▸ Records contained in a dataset

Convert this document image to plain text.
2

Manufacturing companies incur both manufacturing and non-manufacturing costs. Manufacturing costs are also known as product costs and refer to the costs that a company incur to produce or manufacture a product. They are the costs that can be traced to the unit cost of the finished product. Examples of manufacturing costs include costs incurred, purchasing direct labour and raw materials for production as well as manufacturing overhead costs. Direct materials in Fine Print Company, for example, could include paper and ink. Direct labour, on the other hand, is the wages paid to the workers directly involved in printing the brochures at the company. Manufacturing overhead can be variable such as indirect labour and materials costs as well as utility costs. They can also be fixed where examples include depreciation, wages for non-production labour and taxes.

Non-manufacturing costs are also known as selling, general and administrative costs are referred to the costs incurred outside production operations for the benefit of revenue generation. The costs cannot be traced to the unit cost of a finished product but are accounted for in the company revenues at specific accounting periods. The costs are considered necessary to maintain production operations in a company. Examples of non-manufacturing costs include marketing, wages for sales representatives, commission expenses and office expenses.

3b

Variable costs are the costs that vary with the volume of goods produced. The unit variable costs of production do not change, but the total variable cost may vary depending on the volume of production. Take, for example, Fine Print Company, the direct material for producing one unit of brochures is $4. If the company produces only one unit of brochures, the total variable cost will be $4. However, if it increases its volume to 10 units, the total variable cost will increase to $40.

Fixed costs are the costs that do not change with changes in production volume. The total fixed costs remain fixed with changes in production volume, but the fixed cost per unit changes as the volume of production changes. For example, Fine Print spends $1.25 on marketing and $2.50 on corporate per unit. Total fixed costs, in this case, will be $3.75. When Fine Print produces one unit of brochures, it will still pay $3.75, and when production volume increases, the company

▸ WHAT YOU WILL DO
Print the records above in full, exactly.

▸ TASK ANSWER
Convert this document image to plain text.
2

Manufacturing companies incur both manufacturing and non-manufacturing costs. Manufacturing costs are also known as product costs and refer to the costs that a company incur to produce or manufacture a product. They are the costs that can be traced to the unit cost of the finished product. Examples of manufacturing costs include costs incurred, purchasing direct labour and raw materials for production as well as manufacturing overhead costs. Direct materials in Fine Print Company, for example, could include paper and ink. Direct labour, on the other hand, is the wages paid to the workers directly involved in printing the brochures at the company. Manufacturing overhead can be variable such as indirect labour and materials costs as well as utility costs. They can also be fixed where examples include depreciation, wages for non-production labour and taxes.

Non-manufacturing costs are also known as selling, general and administrative costs are referred to the costs incurred outside production operations for the benefit of revenue generation. The costs cannot be traced to the unit cost of a finished product but are accounted for in the company revenues at specific accounting periods. The costs are considered necessary to maintain production operations in a company. Examples of non-manufacturing costs include marketing, wages for sales representatives, commission expenses and office expenses.

3b

Variable costs are the costs that vary with the volume of goods produced. The unit variable costs of production do not change, but the total variable cost may vary depending on the volume of production. Take, for example, Fine Print Company, the direct material for producing one unit of brochures is $4. If the company produces only one unit of brochures, the total variable cost will be $4. However, if it increases its volume to 10 units, the total variable cost will increase to $40.

Fixed costs are the costs that do not change with changes in production volume. The total fixed costs remain fixed with changes in production volume, but the fixed cost per unit changes as the volume of production changes. For example, Fine Print spends $1.25 on marketing and $2.50 on corporate per unit. Total fixed costs, in this case, will be $3.75. When Fine Print produces one unit of brochures, it will still pay $3.75, and when production volume increases, the company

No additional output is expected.